> _原文_:
豊かな海のプロローグ

流れは ざっくり。

気の遠くなるほど遥かな昔、捕食するための原口を獲得した多細胞生物は突然ですがスノーボールアース、つまり全地球凍結を迎えます。 現在のように北極・南極や山岳など部分的な凍結とは違い、地球表面まるごと凍結しました。 何度となく繰り返された全面凍結が終わるころ、多細胞生物は姿を変え、肉眼で確認できるほど大きな軟体生物となりました。華々しい新たな幕開けでしたが、超巨大噴火スーパープルームによって微生物たちの原生代は幕を閉じます。

次は古生代。

カンブリア紀からはじまる古生代は、地球全体の気候が温暖で どの大陸にも氷床がない海洋が覆いつくした高水位の世界が広がっていました。カンブリア紀は軟体生物が次々に殻や外皮など身を包む硬組織を獲得しはじめた時代。 硬組織を獲得したことによって、被食者に対しての攻撃力や捕食者からの防御力を身につける進化競争となりました。

それと同時に眼も進化します。これまでの明暗のみの手探りのような捕食から、眼があることによって捕食者は対象相手を離れた場所から発見し弱点を攻撃、被食者は接近をいち早く察知し対処する、素早く移動するための進化も促されました。 温暖な気候と進化競争の条件が重なり、生物は短期間に爆発的に多様化して現生動物の祖先となる動物門のほぼ全てが揃います。最古の魚類も登場しました。

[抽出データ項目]
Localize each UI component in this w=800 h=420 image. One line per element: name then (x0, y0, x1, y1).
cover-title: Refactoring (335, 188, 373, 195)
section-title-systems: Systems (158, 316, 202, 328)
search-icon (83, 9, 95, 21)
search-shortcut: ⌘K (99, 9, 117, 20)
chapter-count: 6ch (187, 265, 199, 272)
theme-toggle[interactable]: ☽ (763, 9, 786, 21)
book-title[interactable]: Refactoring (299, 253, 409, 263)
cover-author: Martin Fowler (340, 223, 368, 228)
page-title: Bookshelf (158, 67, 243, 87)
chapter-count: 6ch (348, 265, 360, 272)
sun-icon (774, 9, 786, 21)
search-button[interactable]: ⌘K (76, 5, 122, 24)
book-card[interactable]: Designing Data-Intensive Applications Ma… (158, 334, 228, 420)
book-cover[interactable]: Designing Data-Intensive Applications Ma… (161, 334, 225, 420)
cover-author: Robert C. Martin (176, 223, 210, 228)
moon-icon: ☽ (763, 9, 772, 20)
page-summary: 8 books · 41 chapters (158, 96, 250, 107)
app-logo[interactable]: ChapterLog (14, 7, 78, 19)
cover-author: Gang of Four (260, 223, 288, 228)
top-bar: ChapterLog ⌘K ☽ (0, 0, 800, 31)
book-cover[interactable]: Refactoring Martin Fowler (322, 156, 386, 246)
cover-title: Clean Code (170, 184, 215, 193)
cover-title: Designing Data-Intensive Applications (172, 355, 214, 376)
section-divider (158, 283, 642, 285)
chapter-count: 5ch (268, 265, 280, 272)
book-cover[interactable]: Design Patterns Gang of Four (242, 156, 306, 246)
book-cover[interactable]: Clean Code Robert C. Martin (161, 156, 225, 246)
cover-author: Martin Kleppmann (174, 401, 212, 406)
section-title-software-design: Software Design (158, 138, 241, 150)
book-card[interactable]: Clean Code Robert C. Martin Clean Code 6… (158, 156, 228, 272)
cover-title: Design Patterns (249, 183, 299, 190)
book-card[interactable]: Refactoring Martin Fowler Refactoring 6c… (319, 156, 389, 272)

> _資料を読み解く_:
**A)** 原文の「それと同時に眼も進化します。」から「てが揃います。最古の魚類も登場しました。」までのすべてを、一字も変えずにそのまま書き写してください。
**B)** 原文の「カンブリア紀からはじまる古生代は」で始まる段落を、主な事実を残したまま箇条書きにまとめてください。

> _課題別の解答_:
**A)**
それと同時に眼も進化します。これまでの明暗のみの手探りのような捕食から、眼があることによって捕食者は対象相手を離れた場所から発見し弱点を攻撃、被食者は接近をいち早く察知し対処する、素早く移動するための進化も促されました。 温暖な気候と進化競争の条件が重なり、生物は短期間に爆発的に多様化して現生動物の祖先となる動物門のほぼ全てが揃います。最古の魚類も登場しました。

**B)**
- 古生代はカンブリア紀から始まり、地球全体の気候は温暖だった。
- どの大陸にも氷床がなく、海洋が覆いつくした高水位の世界が広がっていた。
- カンブリア紀には、軟体生物が殻や外皮などの硬組織を次々に獲得しはじめた。
- 硬組織の獲得により、被食者への攻撃力と捕食者からの防御力を身につける進化競争が起きた。